*TASK*
Examine the records and identify each line that includes the string "Search". Copy those lines.

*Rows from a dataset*

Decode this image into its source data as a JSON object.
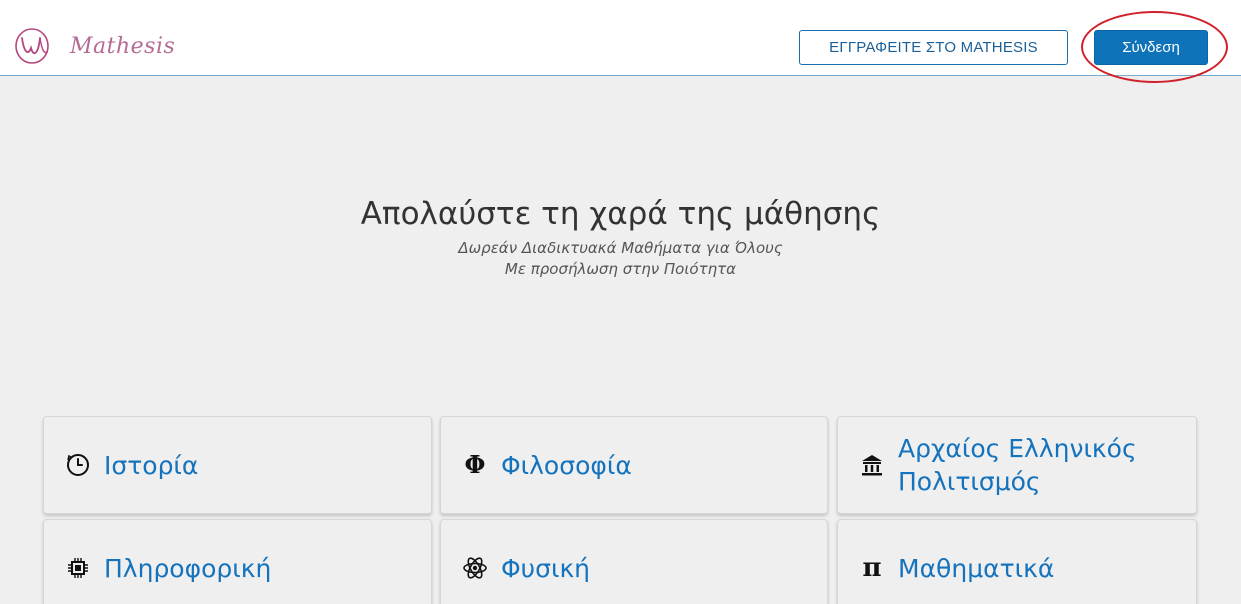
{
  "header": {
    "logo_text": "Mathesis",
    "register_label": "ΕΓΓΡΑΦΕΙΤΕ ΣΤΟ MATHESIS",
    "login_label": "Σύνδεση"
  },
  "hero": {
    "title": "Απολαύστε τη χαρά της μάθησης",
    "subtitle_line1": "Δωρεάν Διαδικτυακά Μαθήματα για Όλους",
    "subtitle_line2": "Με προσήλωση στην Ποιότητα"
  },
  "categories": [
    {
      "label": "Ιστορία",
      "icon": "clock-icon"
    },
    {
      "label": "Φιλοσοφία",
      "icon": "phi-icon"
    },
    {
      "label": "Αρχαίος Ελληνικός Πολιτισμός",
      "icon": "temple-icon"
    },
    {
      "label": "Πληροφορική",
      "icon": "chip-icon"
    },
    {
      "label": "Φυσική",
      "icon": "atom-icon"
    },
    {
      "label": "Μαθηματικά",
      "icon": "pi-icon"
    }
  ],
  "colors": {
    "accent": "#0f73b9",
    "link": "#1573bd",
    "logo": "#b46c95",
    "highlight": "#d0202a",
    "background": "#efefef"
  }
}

==

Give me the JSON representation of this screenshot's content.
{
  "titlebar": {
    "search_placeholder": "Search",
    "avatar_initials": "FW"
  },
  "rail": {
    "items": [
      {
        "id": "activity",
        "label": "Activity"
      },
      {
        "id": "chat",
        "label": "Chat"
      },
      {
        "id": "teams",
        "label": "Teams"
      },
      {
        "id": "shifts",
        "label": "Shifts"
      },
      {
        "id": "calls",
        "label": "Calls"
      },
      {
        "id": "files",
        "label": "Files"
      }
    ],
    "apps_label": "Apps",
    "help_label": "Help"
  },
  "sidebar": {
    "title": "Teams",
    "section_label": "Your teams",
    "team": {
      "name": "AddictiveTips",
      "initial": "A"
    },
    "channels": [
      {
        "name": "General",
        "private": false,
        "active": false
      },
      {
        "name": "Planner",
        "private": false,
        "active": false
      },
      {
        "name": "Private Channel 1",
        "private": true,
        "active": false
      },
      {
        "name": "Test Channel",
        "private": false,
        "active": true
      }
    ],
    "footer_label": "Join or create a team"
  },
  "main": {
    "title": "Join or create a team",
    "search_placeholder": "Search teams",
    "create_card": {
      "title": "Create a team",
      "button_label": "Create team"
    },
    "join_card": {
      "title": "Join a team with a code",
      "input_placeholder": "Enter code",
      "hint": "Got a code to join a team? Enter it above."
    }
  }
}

* * *

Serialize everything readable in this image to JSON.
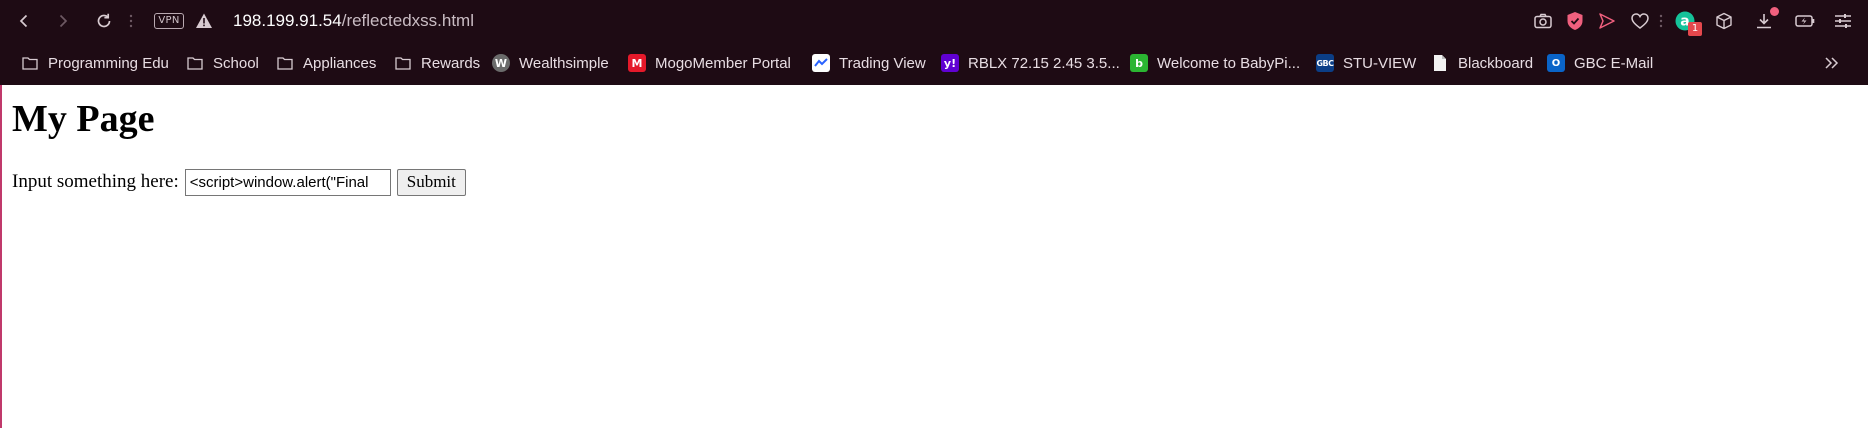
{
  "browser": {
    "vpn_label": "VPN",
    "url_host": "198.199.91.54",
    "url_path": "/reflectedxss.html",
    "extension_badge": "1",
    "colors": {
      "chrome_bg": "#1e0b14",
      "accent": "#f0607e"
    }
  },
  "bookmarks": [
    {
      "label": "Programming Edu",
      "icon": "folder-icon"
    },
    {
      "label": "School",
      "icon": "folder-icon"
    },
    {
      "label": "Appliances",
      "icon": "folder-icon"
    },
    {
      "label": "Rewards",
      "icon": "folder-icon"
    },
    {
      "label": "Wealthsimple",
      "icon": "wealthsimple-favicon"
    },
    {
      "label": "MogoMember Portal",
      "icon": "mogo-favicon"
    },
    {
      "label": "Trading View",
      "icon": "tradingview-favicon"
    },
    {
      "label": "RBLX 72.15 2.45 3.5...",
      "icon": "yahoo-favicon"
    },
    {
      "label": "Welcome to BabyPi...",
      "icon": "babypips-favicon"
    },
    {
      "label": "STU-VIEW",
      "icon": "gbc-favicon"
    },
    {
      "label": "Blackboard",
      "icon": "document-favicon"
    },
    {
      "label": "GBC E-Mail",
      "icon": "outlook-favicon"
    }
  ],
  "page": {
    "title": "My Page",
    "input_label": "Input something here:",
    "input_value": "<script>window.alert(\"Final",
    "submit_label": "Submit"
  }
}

*FULL SOLUTION*
    "search_placeholder": "Search",
    "search_placeholder": "Search teams",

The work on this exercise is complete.